La WNLA, por ser el sitio en el que vivían muchos de los negros que llegaban del campo a la ciudad a causa de la fiebre de un oro que nunca era para ellos, también era lugar de paso para los líderes tribales de toda Sudáfrica. Caían por allí de vez en cuando si se les requería por algún asunto relacionado con los trabajadores de su zona, si se les pedían más brazos para escarbar la tierra, o si iban a la ciudad por negocios de uno u otro pelaje. No era infrecuente que unos u otras hicieran acto de presencia por las dependencias de este microcosmos sudafricano. Una de ellas fue la reina regente de Basutolandia (Lesotho), Mantsebo Moshweshwe, quien se detuvo un momento a hablar con el bicho raro de aquel hábitat hostil para el estudio y el Derecho. En mitad de la conversación se dirigió a Nelson en la lengua del pueblo sotho. Mandela respondió con el desconocimiento atado a la mirada. La regente tiró de crítica solemne ante el gesto. «Me miró con incredulidad y después se dirigió a mí en inglés: “¿Qué clase de abogado y líder será usted si no sabe hablar el lenguaje de su propio pueblo?”. La pregunta me azoró y me hizo poner los pies en la tierra. Fui consciente de mi papanatismo y descubrí hasta qué punto estaba poco preparado para servir a mi pueblo. Había sucumbido a las divisiones étnicas potenciadas por el Gobierno blanco y no sabía cómo hablar a mi propia gente. Sin el lenguaje no es posible comunicarse con la gente ni comprenderla; no es posible entender sus esperanzas y aspiraciones, conocer su historia, apreciar su poesía o saborear sus canciones. Una vez más, comprendí que no éramos pueblos diferentes con distintas lenguas, éramos un único pueblo con lenguas diferentes»7.
En el invierno de 1942 falleció Jongintaba Dalindyebo. Mandela y Justice recibieron tarde la notificación del deceso, por lo que llegaron al palacio un día después de su entierro. Nelson tuvo sentimientos contradictorios. Se había reconciliado con él hacía meses, olvidando toda la peripecia de su huida y de la contratación en las minas de Johannesburgo. Ahí percibió alivio. Frente a esto, lamentaba no haber correspondido la grandeza que el regente había manifestado siempre con él. No haber llegado a tiempo de la despedida, ahondó en aquella sensación de cierto abandono del deber con una de las grandes autoridades de su pueblo.
Pasó casi una semana en Mqhekezweni, tiempo que le sirvió para enfrentarse de nuevo con la persona que había sido y con la que ahora era; para confrontar lo que significaba para él su etapa en Johannesburgo, lo que podía llegar a ser. Y lo que podía haber sido de haber perseverado en los planes que para él tuvieron el regente y su familia. Ahora, antagonistas unos y otros, la imagen que surgía era la de un personaje situado frente a un espejo cóncavo y a otro convexo. Y él, en medio.

EXTRACTO DE DATOS:
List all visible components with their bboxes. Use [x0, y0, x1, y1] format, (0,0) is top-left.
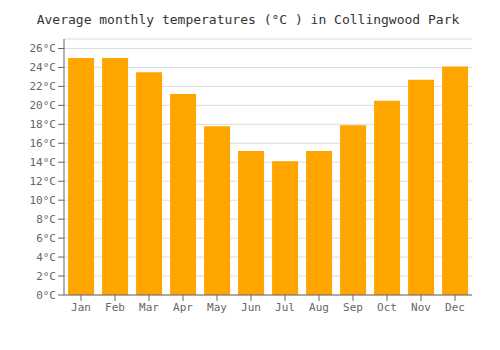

CONSIGNA ESCRITA 1:
Según el texto sobre Mandela, ¿en qué momento falleció Jongintaba Dalindyebo?
CONSIGNA ESCRITA 2:
Indique si cada una de estas afirmaciones concuerda con el texto sobre Mandela: (a) Mandela y Justice llegaron al palacio el mismo día del entierro de Jongintaba; (b) la reina regente Mantsebo Moshweshwe habló a Mandela en la lengua del pueblo sotho; (c) Mandela pasó casi una semana en Mqhekezweni. Justifique cada respuesta con las palabras del texto.
CONSIGNA ESCRITA 3:
Prosiga el texto sobre Mandela a partir de su última frase.
Las líneas no intervienen en modo alguno en lo que aquí se solicita.

RESPUESTA ESCRITA 1:
En el invierno de 1942.

RESPUESTA ESCRITA 2:
(a) No: «llegaron al palacio un día después de su entierro».
(b) Sí: «En mitad de la conversación se dirigió a Nelson en la lengua del pueblo sotho».
(c) Sí: «Pasó casi una semana en Mqhekezweni».

RESPUESTA ESCRITA 3:
Justice tuvo que asumir el cargo de su padre y se acabó para él la aventura en Johannesburgo. Pero Nelson volvió a la gran ciudad. Otra maroma que Mandela desataba de forma consciente. Poco a poco, el pantalán del puerto de su tierra natal iba quedando más lejos; no en lo afectivo, pero sí en lo profesional y en la vida que le esperaba.
A finales de 1942 aprobó el examen de graduación. Su periplo académico avanzaba, del mismo modo que su amistad con Gaur Radebe. Este le animaba cada vez más a comprometerse en el campo de la política. Sabía, por las conversaciones que mantenían, que el comunismo no estaba entre las preferencias del joven pasante. Nunca le cautivó esa ideología, aunque sí encontró algo de lo que quería para su país y para su gente: «En realidad, no me interesaba la política. Me interesaba la vertiente social de la política... Me impresionaban los miembros del Partido Comunista. El hecho de ver blancos que no le daban ninguna importancia al color de la piel era algo que..., era una nueva experiencia para mí»8. Entre el amor y el escepticismo por el comunismo, Radebe le recomendó adherirse y seguir los postulados del Congreso Nacional Africano. En opinión de Gaur, la lucha de liberación del pueblo protagonizada por este partido era el espacio ideal para la participación de Mandela en la vida política.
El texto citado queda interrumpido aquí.